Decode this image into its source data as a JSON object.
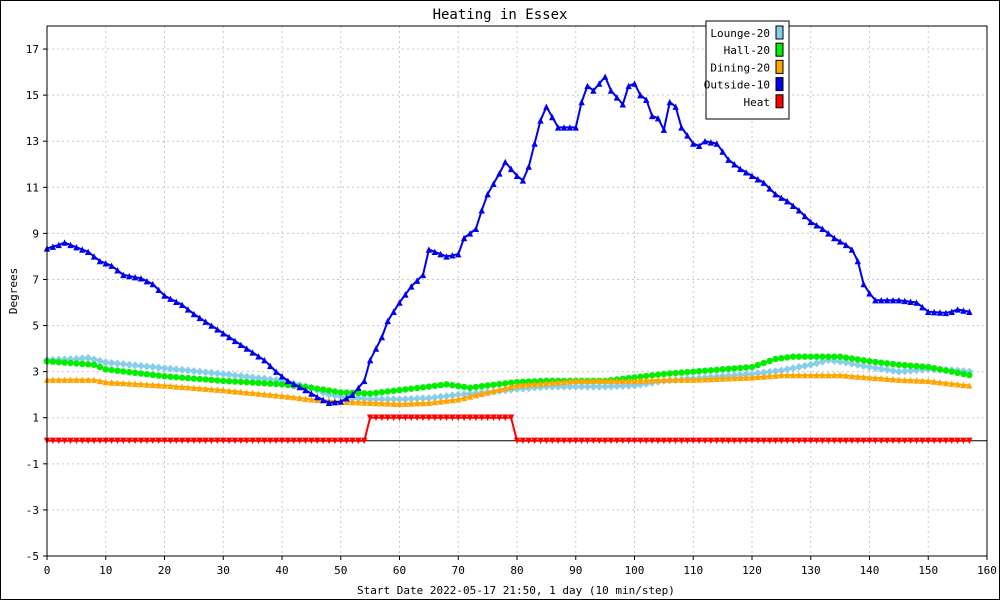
{
  "chart_data": {
    "type": "line",
    "title": "Heating in Essex",
    "xlabel": "Start Date 2022-05-17 21:50, 1 day (10 min/step)",
    "ylabel": "Degrees",
    "xlim": [
      0,
      160
    ],
    "ylim": [
      -5,
      18
    ],
    "x_ticks": [
      0,
      10,
      20,
      30,
      40,
      50,
      60,
      70,
      80,
      90,
      100,
      110,
      120,
      130,
      140,
      150,
      160
    ],
    "y_ticks": [
      -5,
      -3,
      -1,
      1,
      3,
      5,
      7,
      9,
      11,
      13,
      15,
      17
    ],
    "grid": true,
    "legend_position": "top-right",
    "series": [
      {
        "name": "Lounge-20",
        "color": "#87ceeb",
        "marker": "diamond",
        "points": [
          [
            0,
            3.5
          ],
          [
            5,
            3.55
          ],
          [
            7,
            3.6
          ],
          [
            10,
            3.4
          ],
          [
            20,
            3.15
          ],
          [
            30,
            2.9
          ],
          [
            40,
            2.6
          ],
          [
            45,
            2.3
          ],
          [
            48,
            2.0
          ],
          [
            52,
            1.85
          ],
          [
            55,
            1.8
          ],
          [
            60,
            1.8
          ],
          [
            65,
            1.85
          ],
          [
            70,
            2.0
          ],
          [
            75,
            2.1
          ],
          [
            80,
            2.25
          ],
          [
            85,
            2.35
          ],
          [
            90,
            2.35
          ],
          [
            95,
            2.35
          ],
          [
            100,
            2.4
          ],
          [
            105,
            2.6
          ],
          [
            110,
            2.7
          ],
          [
            115,
            2.8
          ],
          [
            120,
            2.9
          ],
          [
            125,
            3.05
          ],
          [
            130,
            3.3
          ],
          [
            133,
            3.5
          ],
          [
            136,
            3.4
          ],
          [
            140,
            3.2
          ],
          [
            145,
            3.0
          ],
          [
            150,
            3.1
          ],
          [
            155,
            3.05
          ],
          [
            157,
            3.0
          ]
        ]
      },
      {
        "name": "Hall-20",
        "color": "#00ee00",
        "marker": "circle",
        "points": [
          [
            0,
            3.45
          ],
          [
            8,
            3.3
          ],
          [
            10,
            3.1
          ],
          [
            20,
            2.8
          ],
          [
            30,
            2.6
          ],
          [
            40,
            2.45
          ],
          [
            45,
            2.3
          ],
          [
            50,
            2.1
          ],
          [
            55,
            2.05
          ],
          [
            60,
            2.2
          ],
          [
            65,
            2.35
          ],
          [
            68,
            2.45
          ],
          [
            72,
            2.3
          ],
          [
            75,
            2.4
          ],
          [
            80,
            2.55
          ],
          [
            85,
            2.6
          ],
          [
            90,
            2.6
          ],
          [
            95,
            2.6
          ],
          [
            100,
            2.75
          ],
          [
            105,
            2.9
          ],
          [
            110,
            3.0
          ],
          [
            115,
            3.1
          ],
          [
            120,
            3.2
          ],
          [
            124,
            3.55
          ],
          [
            127,
            3.65
          ],
          [
            135,
            3.65
          ],
          [
            140,
            3.45
          ],
          [
            145,
            3.3
          ],
          [
            150,
            3.2
          ],
          [
            155,
            2.95
          ],
          [
            157,
            2.85
          ]
        ]
      },
      {
        "name": "Dining-20",
        "color": "#ffa500",
        "marker": "triangle-up",
        "points": [
          [
            0,
            2.65
          ],
          [
            8,
            2.65
          ],
          [
            10,
            2.55
          ],
          [
            20,
            2.4
          ],
          [
            30,
            2.2
          ],
          [
            40,
            1.95
          ],
          [
            45,
            1.8
          ],
          [
            50,
            1.7
          ],
          [
            55,
            1.65
          ],
          [
            60,
            1.6
          ],
          [
            65,
            1.65
          ],
          [
            70,
            1.8
          ],
          [
            75,
            2.1
          ],
          [
            80,
            2.4
          ],
          [
            85,
            2.5
          ],
          [
            90,
            2.6
          ],
          [
            95,
            2.6
          ],
          [
            100,
            2.6
          ],
          [
            105,
            2.65
          ],
          [
            110,
            2.65
          ],
          [
            115,
            2.7
          ],
          [
            120,
            2.75
          ],
          [
            125,
            2.85
          ],
          [
            130,
            2.85
          ],
          [
            135,
            2.85
          ],
          [
            140,
            2.75
          ],
          [
            145,
            2.65
          ],
          [
            150,
            2.6
          ],
          [
            155,
            2.45
          ],
          [
            157,
            2.4
          ]
        ]
      },
      {
        "name": "Outside-10",
        "color": "#0000ee",
        "marker": "triangle-up",
        "points": [
          [
            0,
            8.35
          ],
          [
            2,
            8.5
          ],
          [
            3,
            8.6
          ],
          [
            5,
            8.4
          ],
          [
            7,
            8.2
          ],
          [
            9,
            7.8
          ],
          [
            11,
            7.6
          ],
          [
            13,
            7.2
          ],
          [
            16,
            7.05
          ],
          [
            18,
            6.8
          ],
          [
            20,
            6.3
          ],
          [
            23,
            5.9
          ],
          [
            25,
            5.5
          ],
          [
            28,
            5.0
          ],
          [
            31,
            4.5
          ],
          [
            34,
            4.0
          ],
          [
            37,
            3.5
          ],
          [
            39,
            3.0
          ],
          [
            41,
            2.6
          ],
          [
            44,
            2.2
          ],
          [
            46,
            1.9
          ],
          [
            48,
            1.65
          ],
          [
            50,
            1.7
          ],
          [
            52,
            2.0
          ],
          [
            54,
            2.6
          ],
          [
            55,
            3.5
          ],
          [
            57,
            4.5
          ],
          [
            58,
            5.2
          ],
          [
            60,
            6.0
          ],
          [
            62,
            6.7
          ],
          [
            64,
            7.2
          ],
          [
            65,
            8.3
          ],
          [
            66,
            8.2
          ],
          [
            68,
            8.0
          ],
          [
            70,
            8.1
          ],
          [
            71,
            8.8
          ],
          [
            73,
            9.2
          ],
          [
            74,
            10.0
          ],
          [
            75,
            10.7
          ],
          [
            77,
            11.6
          ],
          [
            78,
            12.1
          ],
          [
            80,
            11.5
          ],
          [
            81,
            11.3
          ],
          [
            82,
            11.9
          ],
          [
            84,
            13.9
          ],
          [
            85,
            14.5
          ],
          [
            87,
            13.6
          ],
          [
            90,
            13.6
          ],
          [
            91,
            14.7
          ],
          [
            92,
            15.4
          ],
          [
            93,
            15.2
          ],
          [
            95,
            15.8
          ],
          [
            96,
            15.2
          ],
          [
            98,
            14.6
          ],
          [
            99,
            15.4
          ],
          [
            100,
            15.5
          ],
          [
            101,
            15.0
          ],
          [
            102,
            14.8
          ],
          [
            103,
            14.1
          ],
          [
            104,
            14.0
          ],
          [
            105,
            13.5
          ],
          [
            106,
            14.7
          ],
          [
            107,
            14.5
          ],
          [
            108,
            13.6
          ],
          [
            110,
            12.9
          ],
          [
            111,
            12.8
          ],
          [
            112,
            13.0
          ],
          [
            114,
            12.9
          ],
          [
            116,
            12.2
          ],
          [
            118,
            11.8
          ],
          [
            120,
            11.5
          ],
          [
            122,
            11.2
          ],
          [
            124,
            10.7
          ],
          [
            126,
            10.4
          ],
          [
            128,
            10.0
          ],
          [
            130,
            9.5
          ],
          [
            132,
            9.2
          ],
          [
            134,
            8.8
          ],
          [
            136,
            8.5
          ],
          [
            137,
            8.3
          ],
          [
            138,
            7.8
          ],
          [
            139,
            6.8
          ],
          [
            140,
            6.4
          ],
          [
            141,
            6.1
          ],
          [
            145,
            6.1
          ],
          [
            148,
            6.0
          ],
          [
            150,
            5.6
          ],
          [
            153,
            5.55
          ],
          [
            154,
            5.6
          ],
          [
            155,
            5.7
          ],
          [
            157,
            5.6
          ]
        ]
      },
      {
        "name": "Heat",
        "color": "#ff0000",
        "marker": "triangle-down",
        "points": [
          [
            0,
            0
          ],
          [
            54,
            0
          ],
          [
            55,
            1
          ],
          [
            79,
            1
          ],
          [
            80,
            0
          ],
          [
            157,
            0
          ]
        ]
      }
    ]
  }
}
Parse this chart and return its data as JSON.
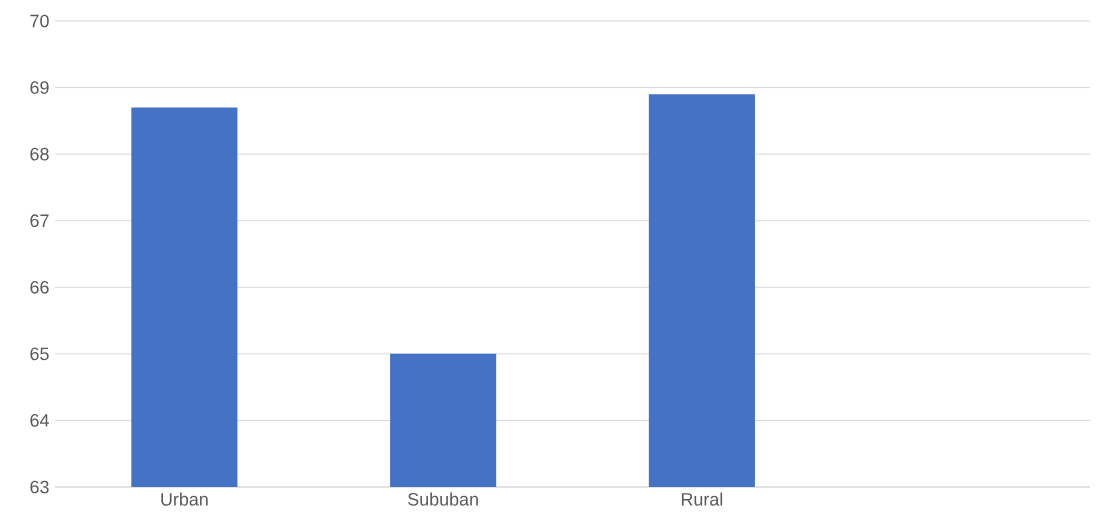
{
  "chart_data": {
    "type": "bar",
    "categories": [
      "Urban",
      "Sububan",
      "Rural",
      null
    ],
    "values": [
      68.7,
      65.0,
      68.9,
      null
    ],
    "color": "#4472c4",
    "ylim": [
      63,
      70
    ],
    "yticks": [
      63,
      64,
      65,
      66,
      67,
      68,
      69,
      70
    ],
    "grid": "y"
  }
}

(Directive) Copy each line from the data above that includes "name".

(Task response)
        "name": "Lounge-20",
        "name": "Hall-20",
        "name": "Dining-20",
        "name": "Outside-10",
        "name": "Heat",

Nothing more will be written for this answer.